▶ Extract provided:
____________
I look to possible reasons. Lack of sleep or exercise, tiredness, and a feeling of being overwhelmed could all play a part. There is also the “teeter-totter” effect. When my mood is chipper almost to the breaking point, when everything seems perfect and I laugh harder than I’ve laughed in years…I can expect that the balance will shift, and I’ll want to cry.
I’ve just finished a five-day work cycle. Business has been brisk, and the hardware was a little under-staffed. In addition, I’ve had meetings and interviews, writing, bookkeeping and banking and a dozen other extracurricular activities. I’m tired. I’m behind in everything. I don’t know which task to tackle first. Of course, I can’t sleep!
Two dear friends lost their mother yesterday. I know how devoted these brothers are to their family, and what a wonderful presence their mother was in their lives. Feelings of sympathy combine with empathy, and the loss of my own mother – almost five years ago – is brought right up to the present, as my heart goes out to them.
____________
▶ Given material:
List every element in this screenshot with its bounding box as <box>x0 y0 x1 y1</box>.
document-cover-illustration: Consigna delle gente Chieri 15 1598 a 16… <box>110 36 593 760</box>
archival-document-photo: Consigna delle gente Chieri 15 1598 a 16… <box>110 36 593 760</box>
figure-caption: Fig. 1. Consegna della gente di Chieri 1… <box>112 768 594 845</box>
____________
▶ Your tasks:
a – Write out the reflection on mood from "I look to possible" up to and including "I can’t sleep!".
b – According to the reflection on mood, how long ago did the writer's own mother die?
c – Extend the reflection on mood, picking up after its final sentence.
The data comes from a different source than the text.

▶ The results:
a –
I look to possible reasons. Lack of sleep or exercise, tiredness, and a feeling of being overwhelmed could all play a part. There is also the “teeter-totter” effect. When my mood is chipper almost to the breaking point, when everything seems perfect and I laugh harder than I’ve laughed in years…I can expect that the balance will shift, and I’ll want to cry.
I’ve just finished a five-day work cycle. Business has been brisk, and the hardware was a little under-staffed. In addition, I’ve had meetings and interviews, writing, bookkeeping and banking and a dozen other extracurricular activities. I’m tired. I’m behind in everything. I don’t know which task to tackle first. Of course, I can’t sleep!

b – Almost five years ago.

c –
I had a meeting last evening, with a lively, young and beautiful family. We talked and laughed and exchanged ideas. Their life looks much the way I expected my life to be like when I came here with my family nearly forty years ago. The long list of things that changed the course of those plans could cause anyone a bit of melancholy. Also, as often happens in those circumstances, I shared more personal information than I am comfortable with. I was cringing about that, by the time I got home. Finally, the outcome – though not bad – was not exactly what I’d hoped for. Any of these things could have contributed to my change in mood.
I know the things to do, to lift the cloud of depression. There are baby steps to help alleviate the feeling of being overwhelmed. I make lists, finish one task, create a plan. There are distractions that sometimes work. At three o’clock this morning, I made a cup of tea and watched a movie. At five o’clock I decided that a few hours of sleep – if sleep would come – would be better than none at all, and I took to the couch.